*Aim of the task*
In the records below, find each line with the word "الصيغة" and copy it.

*Records for the task*
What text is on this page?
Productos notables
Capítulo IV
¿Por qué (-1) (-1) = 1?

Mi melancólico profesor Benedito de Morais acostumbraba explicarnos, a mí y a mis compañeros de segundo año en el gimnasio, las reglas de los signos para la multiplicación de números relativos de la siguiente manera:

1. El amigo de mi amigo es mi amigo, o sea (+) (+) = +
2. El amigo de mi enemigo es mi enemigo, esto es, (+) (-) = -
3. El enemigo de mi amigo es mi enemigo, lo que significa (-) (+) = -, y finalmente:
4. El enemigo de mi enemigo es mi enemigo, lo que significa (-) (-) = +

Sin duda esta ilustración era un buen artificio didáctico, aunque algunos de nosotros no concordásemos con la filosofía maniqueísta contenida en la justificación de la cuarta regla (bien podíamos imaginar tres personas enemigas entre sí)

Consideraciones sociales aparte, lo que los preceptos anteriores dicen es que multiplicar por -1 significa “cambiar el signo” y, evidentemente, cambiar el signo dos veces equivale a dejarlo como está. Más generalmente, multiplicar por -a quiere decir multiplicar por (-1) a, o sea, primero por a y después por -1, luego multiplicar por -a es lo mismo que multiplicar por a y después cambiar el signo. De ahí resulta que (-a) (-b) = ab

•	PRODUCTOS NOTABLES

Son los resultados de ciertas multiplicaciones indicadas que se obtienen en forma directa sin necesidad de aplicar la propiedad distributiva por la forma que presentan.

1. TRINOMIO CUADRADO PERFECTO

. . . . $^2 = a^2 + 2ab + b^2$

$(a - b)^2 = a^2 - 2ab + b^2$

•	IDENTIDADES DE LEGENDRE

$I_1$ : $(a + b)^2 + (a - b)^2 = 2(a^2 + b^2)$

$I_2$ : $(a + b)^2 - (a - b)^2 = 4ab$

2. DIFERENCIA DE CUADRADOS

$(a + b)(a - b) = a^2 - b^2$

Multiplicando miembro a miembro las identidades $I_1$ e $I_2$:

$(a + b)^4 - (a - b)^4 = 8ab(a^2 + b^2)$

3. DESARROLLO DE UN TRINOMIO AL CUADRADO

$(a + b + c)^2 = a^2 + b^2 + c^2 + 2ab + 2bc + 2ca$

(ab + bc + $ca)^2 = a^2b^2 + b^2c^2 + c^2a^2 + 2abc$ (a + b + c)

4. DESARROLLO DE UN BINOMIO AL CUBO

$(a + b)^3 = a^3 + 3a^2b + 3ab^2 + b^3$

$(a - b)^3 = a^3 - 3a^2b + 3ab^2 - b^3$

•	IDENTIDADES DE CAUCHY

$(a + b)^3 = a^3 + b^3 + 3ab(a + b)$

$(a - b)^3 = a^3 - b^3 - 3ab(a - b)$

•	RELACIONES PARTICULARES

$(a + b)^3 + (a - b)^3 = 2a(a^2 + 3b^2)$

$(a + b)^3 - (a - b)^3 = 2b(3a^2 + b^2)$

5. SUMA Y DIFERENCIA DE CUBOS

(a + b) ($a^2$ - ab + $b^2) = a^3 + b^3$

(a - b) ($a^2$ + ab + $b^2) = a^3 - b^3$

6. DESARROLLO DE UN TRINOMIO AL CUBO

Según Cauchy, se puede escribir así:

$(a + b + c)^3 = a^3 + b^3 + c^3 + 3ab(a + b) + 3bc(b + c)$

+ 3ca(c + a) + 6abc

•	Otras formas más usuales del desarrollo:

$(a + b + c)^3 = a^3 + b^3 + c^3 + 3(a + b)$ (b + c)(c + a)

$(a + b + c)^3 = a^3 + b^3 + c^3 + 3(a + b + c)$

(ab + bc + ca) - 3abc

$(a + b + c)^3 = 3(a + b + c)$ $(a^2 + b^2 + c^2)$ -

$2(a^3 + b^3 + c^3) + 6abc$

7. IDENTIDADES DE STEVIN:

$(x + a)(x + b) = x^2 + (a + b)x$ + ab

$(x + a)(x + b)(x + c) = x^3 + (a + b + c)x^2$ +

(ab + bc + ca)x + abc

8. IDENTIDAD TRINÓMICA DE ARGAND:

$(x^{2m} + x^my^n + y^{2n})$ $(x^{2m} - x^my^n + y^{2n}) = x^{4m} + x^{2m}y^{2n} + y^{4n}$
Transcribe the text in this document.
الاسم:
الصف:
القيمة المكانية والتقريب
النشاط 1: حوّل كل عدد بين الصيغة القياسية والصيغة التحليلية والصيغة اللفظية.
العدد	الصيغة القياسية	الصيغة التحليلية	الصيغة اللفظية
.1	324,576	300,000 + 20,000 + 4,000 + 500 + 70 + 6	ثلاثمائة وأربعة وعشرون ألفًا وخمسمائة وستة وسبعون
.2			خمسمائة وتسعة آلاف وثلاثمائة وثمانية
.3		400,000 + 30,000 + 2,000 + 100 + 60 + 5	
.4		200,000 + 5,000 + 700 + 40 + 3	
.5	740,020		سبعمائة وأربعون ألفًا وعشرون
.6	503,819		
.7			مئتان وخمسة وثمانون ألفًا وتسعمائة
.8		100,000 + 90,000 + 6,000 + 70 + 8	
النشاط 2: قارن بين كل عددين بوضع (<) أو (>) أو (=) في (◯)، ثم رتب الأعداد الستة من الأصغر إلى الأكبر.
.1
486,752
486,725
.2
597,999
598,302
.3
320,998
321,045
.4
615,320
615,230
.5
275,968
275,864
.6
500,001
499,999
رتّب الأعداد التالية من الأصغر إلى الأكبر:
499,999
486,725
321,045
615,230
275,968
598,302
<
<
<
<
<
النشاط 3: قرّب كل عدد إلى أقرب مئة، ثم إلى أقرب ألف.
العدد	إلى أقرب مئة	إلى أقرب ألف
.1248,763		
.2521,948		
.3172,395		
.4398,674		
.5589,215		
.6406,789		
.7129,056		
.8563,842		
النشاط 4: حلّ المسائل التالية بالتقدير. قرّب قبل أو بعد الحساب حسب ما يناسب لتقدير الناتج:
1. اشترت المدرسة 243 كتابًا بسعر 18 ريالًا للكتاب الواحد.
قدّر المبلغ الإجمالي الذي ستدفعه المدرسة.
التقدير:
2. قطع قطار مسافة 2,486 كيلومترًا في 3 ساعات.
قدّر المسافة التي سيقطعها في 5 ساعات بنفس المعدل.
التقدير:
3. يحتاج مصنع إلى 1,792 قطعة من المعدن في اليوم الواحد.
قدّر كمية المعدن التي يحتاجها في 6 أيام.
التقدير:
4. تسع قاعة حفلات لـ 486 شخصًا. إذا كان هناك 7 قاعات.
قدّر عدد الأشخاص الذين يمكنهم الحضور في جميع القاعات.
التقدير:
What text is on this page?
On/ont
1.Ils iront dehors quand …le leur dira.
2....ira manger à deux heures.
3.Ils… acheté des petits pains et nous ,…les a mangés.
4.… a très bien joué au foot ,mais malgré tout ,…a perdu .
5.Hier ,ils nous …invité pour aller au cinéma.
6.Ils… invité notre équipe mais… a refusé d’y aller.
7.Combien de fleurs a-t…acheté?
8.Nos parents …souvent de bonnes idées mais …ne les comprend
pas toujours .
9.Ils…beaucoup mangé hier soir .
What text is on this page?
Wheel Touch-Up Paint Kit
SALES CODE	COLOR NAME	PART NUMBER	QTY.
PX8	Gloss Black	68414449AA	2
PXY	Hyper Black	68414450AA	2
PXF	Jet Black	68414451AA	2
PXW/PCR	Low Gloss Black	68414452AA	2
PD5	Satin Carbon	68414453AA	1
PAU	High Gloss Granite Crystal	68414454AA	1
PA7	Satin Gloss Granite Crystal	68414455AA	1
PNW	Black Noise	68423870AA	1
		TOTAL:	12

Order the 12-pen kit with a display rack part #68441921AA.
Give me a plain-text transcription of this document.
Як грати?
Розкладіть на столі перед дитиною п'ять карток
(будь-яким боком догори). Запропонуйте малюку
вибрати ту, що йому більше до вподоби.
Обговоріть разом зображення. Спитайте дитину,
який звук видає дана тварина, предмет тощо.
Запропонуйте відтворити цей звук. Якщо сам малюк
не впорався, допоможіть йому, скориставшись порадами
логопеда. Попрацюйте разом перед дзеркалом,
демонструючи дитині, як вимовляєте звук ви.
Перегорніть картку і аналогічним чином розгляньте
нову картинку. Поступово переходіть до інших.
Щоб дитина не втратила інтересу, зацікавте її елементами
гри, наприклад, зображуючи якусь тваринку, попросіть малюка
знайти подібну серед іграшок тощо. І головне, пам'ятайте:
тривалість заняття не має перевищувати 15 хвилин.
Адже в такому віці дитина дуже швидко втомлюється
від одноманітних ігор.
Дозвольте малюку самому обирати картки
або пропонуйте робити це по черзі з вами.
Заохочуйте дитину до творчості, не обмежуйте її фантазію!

*Response to the exercise*
النشاط 1: حوّل كل عدد بين الصيغة القياسية والصيغة التحليلية والصيغة اللفظية.
العدد	الصيغة القياسية	الصيغة التحليلية	الصيغة اللفظية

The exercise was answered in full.